- **What needs to be done**: Gather every line in the records below that contains the word "chart", and copy each one in full.

- **Extracted material**:
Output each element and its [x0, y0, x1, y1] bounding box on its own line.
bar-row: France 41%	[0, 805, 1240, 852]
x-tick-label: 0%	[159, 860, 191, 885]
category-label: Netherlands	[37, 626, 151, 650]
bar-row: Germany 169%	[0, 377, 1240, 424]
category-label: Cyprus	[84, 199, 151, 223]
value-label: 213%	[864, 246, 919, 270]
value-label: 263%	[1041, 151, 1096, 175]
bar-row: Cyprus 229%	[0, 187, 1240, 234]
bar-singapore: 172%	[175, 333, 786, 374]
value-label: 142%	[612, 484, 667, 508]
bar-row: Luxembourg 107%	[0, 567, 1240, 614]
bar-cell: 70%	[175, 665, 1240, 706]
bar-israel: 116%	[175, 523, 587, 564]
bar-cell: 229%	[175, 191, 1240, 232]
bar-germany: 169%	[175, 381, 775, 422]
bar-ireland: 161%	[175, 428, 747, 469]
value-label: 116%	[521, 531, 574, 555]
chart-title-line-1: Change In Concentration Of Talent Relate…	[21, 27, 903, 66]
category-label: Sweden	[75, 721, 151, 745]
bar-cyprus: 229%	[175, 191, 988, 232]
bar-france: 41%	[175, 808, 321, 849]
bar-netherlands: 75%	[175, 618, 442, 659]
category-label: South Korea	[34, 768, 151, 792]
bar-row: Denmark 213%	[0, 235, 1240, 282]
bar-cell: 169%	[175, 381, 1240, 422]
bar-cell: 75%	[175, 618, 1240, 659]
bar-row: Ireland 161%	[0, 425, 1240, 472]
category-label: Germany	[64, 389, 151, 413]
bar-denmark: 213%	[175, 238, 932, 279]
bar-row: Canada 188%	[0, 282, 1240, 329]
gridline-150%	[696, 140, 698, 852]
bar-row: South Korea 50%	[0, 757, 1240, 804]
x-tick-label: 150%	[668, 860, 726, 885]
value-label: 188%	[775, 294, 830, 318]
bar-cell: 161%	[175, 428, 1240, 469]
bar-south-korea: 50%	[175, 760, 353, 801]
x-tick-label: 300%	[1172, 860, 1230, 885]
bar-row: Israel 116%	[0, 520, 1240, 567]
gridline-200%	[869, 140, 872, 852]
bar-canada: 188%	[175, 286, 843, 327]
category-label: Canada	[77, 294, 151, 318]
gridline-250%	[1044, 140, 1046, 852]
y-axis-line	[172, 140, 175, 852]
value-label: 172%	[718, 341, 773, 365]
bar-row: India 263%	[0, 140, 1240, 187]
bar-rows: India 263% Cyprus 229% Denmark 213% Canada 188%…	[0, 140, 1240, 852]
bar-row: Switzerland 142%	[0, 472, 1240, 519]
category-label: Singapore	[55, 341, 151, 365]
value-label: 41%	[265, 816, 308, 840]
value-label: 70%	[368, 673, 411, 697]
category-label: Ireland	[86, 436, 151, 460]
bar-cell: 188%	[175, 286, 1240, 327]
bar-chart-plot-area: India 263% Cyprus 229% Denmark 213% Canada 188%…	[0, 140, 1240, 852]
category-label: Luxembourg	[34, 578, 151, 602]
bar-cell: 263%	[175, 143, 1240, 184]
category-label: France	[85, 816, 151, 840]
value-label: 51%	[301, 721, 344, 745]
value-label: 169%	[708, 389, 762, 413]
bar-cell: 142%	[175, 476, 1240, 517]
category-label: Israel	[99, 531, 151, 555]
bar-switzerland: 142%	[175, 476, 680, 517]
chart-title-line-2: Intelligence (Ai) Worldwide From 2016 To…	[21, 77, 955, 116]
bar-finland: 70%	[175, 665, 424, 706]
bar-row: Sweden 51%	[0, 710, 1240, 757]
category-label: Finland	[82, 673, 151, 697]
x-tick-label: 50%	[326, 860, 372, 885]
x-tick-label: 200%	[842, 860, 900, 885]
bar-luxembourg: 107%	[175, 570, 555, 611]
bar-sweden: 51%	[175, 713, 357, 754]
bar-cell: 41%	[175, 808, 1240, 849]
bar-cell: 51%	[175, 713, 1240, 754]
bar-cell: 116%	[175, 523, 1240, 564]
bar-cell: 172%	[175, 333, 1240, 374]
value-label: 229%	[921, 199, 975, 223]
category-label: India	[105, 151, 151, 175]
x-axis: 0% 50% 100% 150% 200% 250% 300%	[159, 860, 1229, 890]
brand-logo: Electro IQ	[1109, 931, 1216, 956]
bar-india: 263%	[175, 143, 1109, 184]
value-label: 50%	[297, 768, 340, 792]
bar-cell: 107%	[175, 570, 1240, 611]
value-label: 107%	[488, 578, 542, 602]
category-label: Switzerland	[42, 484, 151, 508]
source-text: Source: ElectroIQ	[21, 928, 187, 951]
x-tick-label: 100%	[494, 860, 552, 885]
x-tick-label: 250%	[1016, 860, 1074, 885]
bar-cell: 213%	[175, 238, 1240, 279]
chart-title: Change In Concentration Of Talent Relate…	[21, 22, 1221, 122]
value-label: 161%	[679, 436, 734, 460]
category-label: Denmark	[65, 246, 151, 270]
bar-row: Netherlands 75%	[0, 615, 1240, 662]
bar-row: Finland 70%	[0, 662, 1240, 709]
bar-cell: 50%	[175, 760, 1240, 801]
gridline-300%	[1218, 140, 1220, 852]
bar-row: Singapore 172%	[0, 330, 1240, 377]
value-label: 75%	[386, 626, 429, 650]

- **Correct response**:
chart-title-line-1: Change In Concentration Of Talent Relate…	[21, 27, 903, 66]
bar-chart-plot-area: India 263% Cyprus 229% Denmark 213% Canada 188%…	[0, 140, 1240, 852]
chart-title-line-2: Intelligence (Ai) Worldwide From 2016 To…	[21, 77, 955, 116]
chart-title: Change In Concentration Of Talent Relate…	[21, 22, 1221, 122]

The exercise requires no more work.